--- start of Input rows ---

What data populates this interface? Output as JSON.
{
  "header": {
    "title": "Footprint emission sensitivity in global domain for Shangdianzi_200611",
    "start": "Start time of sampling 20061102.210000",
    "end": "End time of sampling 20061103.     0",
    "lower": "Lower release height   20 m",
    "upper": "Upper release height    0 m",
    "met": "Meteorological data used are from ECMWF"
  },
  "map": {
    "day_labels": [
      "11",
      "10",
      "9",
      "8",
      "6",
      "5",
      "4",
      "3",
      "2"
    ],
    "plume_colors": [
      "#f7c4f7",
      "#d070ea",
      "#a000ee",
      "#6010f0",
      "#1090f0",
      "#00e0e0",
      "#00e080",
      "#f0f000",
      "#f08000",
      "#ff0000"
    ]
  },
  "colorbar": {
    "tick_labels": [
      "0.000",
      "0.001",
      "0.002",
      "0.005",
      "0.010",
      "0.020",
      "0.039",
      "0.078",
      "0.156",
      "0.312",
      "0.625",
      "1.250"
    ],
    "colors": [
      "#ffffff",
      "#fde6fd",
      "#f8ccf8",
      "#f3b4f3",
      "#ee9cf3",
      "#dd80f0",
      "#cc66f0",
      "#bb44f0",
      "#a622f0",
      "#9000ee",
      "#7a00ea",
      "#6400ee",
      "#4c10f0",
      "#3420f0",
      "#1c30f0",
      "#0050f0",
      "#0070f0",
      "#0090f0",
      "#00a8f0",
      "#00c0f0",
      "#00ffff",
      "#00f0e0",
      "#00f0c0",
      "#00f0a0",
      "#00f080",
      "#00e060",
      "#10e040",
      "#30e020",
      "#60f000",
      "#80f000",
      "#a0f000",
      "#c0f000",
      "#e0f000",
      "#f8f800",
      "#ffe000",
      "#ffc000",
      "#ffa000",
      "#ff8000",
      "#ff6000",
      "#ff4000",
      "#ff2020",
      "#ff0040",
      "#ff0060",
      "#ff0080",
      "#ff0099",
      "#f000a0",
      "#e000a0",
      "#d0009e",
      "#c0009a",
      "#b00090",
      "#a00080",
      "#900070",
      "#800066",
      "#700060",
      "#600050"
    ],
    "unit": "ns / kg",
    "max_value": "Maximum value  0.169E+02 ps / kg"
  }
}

--- end of Input rows ---
--- start of Input rows ---

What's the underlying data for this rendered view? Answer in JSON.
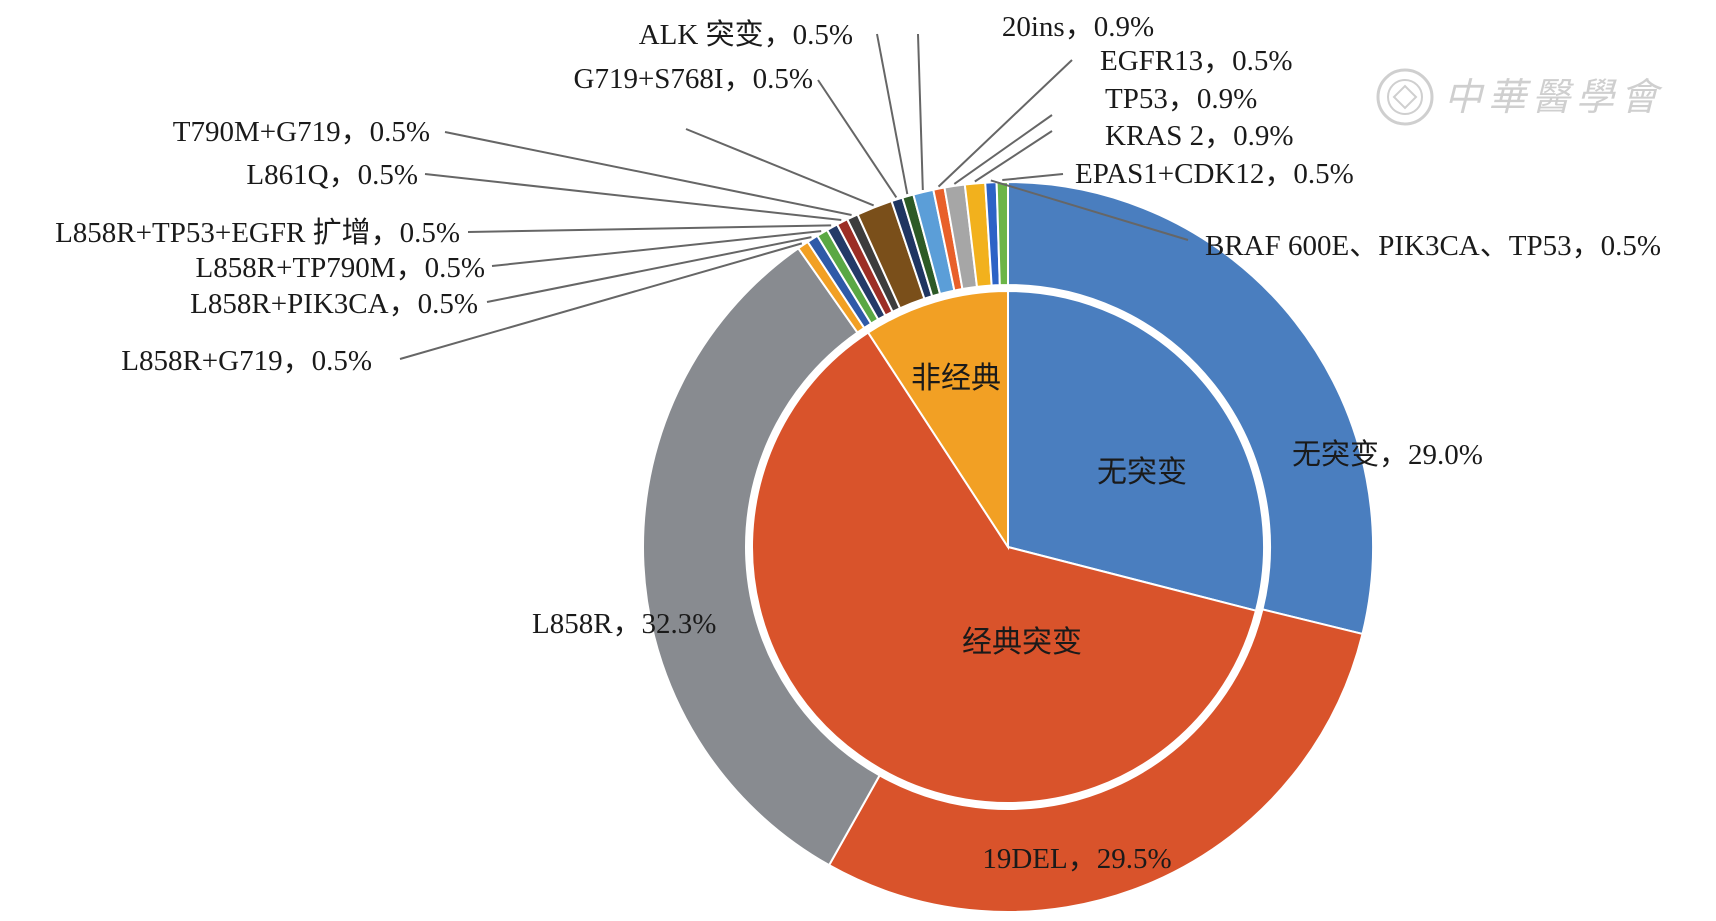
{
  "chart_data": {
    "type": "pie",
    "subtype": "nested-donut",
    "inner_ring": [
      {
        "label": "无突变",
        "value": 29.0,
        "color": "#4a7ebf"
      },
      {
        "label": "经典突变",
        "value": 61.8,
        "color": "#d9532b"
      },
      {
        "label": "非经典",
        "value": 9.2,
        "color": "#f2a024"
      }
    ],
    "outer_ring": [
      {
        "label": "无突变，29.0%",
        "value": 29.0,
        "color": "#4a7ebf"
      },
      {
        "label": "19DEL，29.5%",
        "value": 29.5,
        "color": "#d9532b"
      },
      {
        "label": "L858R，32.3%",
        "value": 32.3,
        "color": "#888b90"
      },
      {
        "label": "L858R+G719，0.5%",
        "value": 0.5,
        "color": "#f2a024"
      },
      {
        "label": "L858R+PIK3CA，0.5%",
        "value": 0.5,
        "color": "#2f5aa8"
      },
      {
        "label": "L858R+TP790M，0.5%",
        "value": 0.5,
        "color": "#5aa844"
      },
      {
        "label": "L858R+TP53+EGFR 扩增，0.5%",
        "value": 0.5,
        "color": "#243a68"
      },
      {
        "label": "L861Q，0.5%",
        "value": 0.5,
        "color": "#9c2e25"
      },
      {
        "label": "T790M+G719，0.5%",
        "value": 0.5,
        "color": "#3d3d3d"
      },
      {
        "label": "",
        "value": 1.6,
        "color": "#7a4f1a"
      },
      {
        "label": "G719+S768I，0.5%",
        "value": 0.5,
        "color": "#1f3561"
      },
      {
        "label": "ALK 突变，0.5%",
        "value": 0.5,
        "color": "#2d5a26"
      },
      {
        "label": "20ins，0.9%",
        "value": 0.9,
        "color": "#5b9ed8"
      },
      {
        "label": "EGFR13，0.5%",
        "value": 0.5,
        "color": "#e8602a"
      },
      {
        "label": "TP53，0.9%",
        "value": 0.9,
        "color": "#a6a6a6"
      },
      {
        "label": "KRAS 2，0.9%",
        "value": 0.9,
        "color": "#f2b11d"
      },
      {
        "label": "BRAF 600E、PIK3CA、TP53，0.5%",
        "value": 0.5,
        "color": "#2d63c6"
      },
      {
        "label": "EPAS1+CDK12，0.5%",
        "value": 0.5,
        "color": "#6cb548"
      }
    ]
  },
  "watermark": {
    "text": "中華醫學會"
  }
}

--- end of Input rows ---
--- start of Input rows ---

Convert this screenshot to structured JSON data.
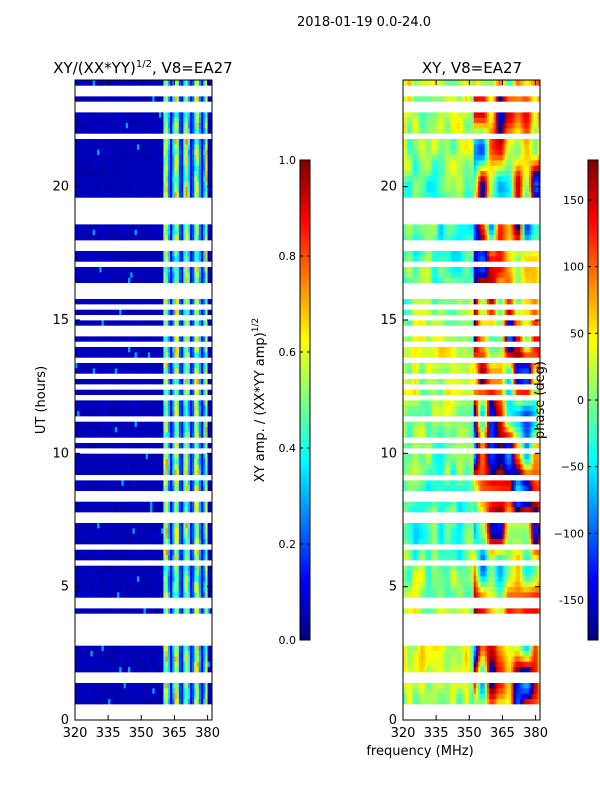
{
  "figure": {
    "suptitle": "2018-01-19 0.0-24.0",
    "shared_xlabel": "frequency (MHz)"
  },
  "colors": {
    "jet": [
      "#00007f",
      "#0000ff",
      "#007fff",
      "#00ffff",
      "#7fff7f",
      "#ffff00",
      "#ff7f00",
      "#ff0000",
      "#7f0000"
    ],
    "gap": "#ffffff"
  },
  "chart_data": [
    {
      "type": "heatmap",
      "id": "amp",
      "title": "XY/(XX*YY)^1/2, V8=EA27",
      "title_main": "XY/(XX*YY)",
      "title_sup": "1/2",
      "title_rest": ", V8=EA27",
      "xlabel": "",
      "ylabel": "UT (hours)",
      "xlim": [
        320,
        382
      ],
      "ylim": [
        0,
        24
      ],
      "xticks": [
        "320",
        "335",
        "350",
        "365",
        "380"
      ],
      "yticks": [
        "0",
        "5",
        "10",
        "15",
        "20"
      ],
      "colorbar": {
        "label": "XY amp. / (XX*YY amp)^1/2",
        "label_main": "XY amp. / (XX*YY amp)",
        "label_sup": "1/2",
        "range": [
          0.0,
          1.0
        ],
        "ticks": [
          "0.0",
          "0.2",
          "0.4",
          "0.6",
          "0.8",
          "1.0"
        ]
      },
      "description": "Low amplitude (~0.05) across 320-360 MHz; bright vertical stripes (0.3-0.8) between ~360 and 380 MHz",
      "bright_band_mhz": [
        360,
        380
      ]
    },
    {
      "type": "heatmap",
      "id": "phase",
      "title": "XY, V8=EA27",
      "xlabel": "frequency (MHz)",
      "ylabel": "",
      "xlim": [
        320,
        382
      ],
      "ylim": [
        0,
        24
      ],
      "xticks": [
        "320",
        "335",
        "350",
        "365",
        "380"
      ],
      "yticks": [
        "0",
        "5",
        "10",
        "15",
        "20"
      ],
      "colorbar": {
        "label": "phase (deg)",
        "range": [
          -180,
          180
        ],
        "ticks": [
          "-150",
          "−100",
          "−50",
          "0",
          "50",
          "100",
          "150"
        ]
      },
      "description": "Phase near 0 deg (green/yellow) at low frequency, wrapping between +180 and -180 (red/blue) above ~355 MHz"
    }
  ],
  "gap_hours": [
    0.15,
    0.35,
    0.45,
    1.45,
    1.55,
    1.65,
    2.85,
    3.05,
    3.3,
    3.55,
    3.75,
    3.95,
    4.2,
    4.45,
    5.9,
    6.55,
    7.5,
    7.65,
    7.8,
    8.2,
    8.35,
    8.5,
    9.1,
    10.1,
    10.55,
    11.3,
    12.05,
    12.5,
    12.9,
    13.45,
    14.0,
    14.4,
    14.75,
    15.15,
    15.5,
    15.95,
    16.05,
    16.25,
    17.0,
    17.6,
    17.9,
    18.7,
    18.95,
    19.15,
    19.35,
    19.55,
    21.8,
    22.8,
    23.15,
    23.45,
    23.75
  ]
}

--- end of Input rows ---

**Exercise requirements**
Say how many lines in this material hold "What", and say nothing else.

**Result for this exercise**
2